PASSAGE TO READ:
Gianforcaro said his customers were quoted approximately $5 per mask, adding that it is “below the fair market value.”

The cost of N95 masks went up from $0.38 each before the Covid-19 crisis to $5.75 each, according to one report published earlier this month by the Society for Healthcare Organization Procurement Professional, a nonprofit organization, founded by two companies that provide consulting.

“The cost keeps rising and rising and rising, and there’s no end in sight,” Michael Einhorn, CEO and president of Dealmed, a personal protection equipment distributor based in New York, told CNN last week.

3M, the largest maker of N95 face masks in the US, sued another company earlier this month for offering to sell New York City overpriced N95 masks for $45 million at more than $6 per mask.

Gianforcaro said he paid $4 million to a broker in China to send respirators, which started with the 100,000 unit shipment. He was hoping to import a total of 10 million masks over the course of a month or so.

“For someone to say to me that I am price gouging or price fixing, I think is ridiculous,” he said, accusing FEMA of theft. “Forget about cost, forget about price. Why aren’t they sending me the masks or why aren’t they sending my customers the masks?”

Data excerpts

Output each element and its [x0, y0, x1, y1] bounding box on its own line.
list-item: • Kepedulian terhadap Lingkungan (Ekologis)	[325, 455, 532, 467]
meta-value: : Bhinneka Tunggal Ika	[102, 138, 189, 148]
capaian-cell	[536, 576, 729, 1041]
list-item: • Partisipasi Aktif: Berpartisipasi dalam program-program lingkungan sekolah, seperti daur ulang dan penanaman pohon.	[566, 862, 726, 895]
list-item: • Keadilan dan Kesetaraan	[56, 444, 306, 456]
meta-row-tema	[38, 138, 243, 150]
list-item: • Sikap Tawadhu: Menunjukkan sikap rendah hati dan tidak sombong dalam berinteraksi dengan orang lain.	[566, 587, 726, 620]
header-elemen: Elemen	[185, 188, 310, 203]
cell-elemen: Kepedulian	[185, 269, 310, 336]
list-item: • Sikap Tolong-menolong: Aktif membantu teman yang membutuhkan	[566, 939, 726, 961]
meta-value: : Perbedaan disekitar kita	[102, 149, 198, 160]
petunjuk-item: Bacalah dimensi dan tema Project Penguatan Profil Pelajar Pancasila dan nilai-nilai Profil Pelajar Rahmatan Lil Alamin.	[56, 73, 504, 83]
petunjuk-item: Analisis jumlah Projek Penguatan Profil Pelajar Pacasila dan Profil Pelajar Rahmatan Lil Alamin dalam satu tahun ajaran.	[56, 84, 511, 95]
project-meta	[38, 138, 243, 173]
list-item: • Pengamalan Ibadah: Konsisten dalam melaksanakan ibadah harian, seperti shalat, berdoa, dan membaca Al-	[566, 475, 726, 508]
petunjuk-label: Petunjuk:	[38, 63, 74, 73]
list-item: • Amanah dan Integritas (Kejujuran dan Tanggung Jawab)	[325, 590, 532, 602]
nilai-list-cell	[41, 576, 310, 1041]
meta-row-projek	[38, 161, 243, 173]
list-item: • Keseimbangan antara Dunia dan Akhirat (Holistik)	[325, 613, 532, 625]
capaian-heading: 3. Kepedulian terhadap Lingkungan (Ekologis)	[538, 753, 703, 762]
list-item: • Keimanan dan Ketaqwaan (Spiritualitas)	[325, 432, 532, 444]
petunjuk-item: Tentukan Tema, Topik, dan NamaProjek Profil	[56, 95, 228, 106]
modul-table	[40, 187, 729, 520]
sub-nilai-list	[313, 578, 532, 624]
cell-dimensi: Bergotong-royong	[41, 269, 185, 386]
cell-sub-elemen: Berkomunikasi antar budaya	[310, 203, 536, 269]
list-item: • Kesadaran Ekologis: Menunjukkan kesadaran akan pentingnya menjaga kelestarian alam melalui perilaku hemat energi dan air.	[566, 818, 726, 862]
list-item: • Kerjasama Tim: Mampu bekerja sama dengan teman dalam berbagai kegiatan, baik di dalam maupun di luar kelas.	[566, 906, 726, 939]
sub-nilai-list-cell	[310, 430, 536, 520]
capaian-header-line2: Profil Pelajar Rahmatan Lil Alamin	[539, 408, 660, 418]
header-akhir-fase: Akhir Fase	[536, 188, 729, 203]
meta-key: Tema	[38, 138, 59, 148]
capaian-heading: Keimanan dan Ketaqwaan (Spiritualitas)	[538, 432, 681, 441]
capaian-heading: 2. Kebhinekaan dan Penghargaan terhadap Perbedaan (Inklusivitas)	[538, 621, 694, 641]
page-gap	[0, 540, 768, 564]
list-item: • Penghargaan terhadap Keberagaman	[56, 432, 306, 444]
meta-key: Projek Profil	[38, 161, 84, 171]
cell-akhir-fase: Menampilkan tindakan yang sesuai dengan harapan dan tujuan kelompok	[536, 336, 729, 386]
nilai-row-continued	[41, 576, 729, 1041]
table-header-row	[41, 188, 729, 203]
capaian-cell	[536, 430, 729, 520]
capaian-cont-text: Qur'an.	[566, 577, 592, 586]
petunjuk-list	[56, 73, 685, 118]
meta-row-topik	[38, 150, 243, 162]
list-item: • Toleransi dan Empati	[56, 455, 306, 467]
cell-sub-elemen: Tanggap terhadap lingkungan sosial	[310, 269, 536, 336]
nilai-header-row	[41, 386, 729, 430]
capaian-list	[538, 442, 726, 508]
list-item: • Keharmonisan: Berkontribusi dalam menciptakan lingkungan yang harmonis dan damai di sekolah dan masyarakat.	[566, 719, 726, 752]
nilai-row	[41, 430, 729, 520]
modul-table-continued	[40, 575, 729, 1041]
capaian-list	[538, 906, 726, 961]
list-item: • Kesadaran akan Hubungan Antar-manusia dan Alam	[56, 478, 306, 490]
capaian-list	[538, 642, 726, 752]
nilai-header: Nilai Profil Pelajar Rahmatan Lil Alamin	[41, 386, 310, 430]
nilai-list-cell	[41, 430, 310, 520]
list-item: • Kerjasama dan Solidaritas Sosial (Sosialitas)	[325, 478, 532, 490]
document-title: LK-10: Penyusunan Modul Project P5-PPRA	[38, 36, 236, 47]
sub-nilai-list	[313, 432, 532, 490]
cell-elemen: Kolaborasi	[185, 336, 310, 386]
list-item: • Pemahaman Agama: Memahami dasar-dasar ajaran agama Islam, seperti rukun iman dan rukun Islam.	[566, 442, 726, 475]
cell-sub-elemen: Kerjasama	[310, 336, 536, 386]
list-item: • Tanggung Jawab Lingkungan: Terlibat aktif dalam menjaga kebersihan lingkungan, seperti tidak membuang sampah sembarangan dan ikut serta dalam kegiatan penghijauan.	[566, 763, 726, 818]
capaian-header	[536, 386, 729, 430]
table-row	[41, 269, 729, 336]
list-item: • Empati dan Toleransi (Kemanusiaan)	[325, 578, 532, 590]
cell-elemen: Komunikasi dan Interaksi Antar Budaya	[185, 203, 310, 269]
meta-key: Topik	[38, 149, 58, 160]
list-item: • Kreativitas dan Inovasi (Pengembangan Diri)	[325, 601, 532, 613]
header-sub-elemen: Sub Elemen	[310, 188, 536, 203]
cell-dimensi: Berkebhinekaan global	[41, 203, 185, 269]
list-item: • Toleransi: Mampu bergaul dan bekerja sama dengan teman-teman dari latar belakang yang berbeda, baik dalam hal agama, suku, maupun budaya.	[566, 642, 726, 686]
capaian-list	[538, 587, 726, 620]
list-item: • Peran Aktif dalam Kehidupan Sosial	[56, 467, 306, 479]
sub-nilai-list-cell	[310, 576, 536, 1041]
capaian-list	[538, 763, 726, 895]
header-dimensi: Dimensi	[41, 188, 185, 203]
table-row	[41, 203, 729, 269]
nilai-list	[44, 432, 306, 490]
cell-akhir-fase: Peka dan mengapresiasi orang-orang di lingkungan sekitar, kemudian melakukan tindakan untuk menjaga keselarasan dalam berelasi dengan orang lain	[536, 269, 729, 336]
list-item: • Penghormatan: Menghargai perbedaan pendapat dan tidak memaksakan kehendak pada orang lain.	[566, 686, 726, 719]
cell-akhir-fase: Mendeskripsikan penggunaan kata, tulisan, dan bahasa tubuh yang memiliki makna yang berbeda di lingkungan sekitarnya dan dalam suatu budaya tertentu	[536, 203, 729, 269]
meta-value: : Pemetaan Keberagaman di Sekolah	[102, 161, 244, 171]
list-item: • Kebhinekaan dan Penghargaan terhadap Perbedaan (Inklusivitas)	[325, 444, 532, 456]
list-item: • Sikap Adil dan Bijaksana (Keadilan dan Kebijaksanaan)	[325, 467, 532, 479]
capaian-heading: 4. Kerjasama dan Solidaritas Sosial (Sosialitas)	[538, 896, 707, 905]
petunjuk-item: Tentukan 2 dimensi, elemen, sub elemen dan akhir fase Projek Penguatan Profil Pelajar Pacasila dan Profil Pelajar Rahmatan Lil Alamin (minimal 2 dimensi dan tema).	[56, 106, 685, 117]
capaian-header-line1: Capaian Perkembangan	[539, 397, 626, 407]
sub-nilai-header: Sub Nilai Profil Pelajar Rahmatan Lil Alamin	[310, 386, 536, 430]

PARTS OF THE EXERCISE:
**1.** Copy out the passage on N95 mask prices, starting at the words "Gianforcaro said his" and stopping after the words "that provide consulting.".
**2.** In the passage on N95 mask prices, how much did Gianforcaro say he paid a broker in China to send respirators?
None of this involves the items.

ANSWER SECTION:
**1.**
Gianforcaro said his customers were quoted approximately $5 per mask, adding that it is “below the fair market value.”

The cost of N95 masks went up from $0.38 each before the Covid-19 crisis to $5.75 each, according to one report published earlier this month by the Society for Healthcare Organization Procurement Professional, a nonprofit organization, founded by two companies that provide consulting.

**2.** $4 million.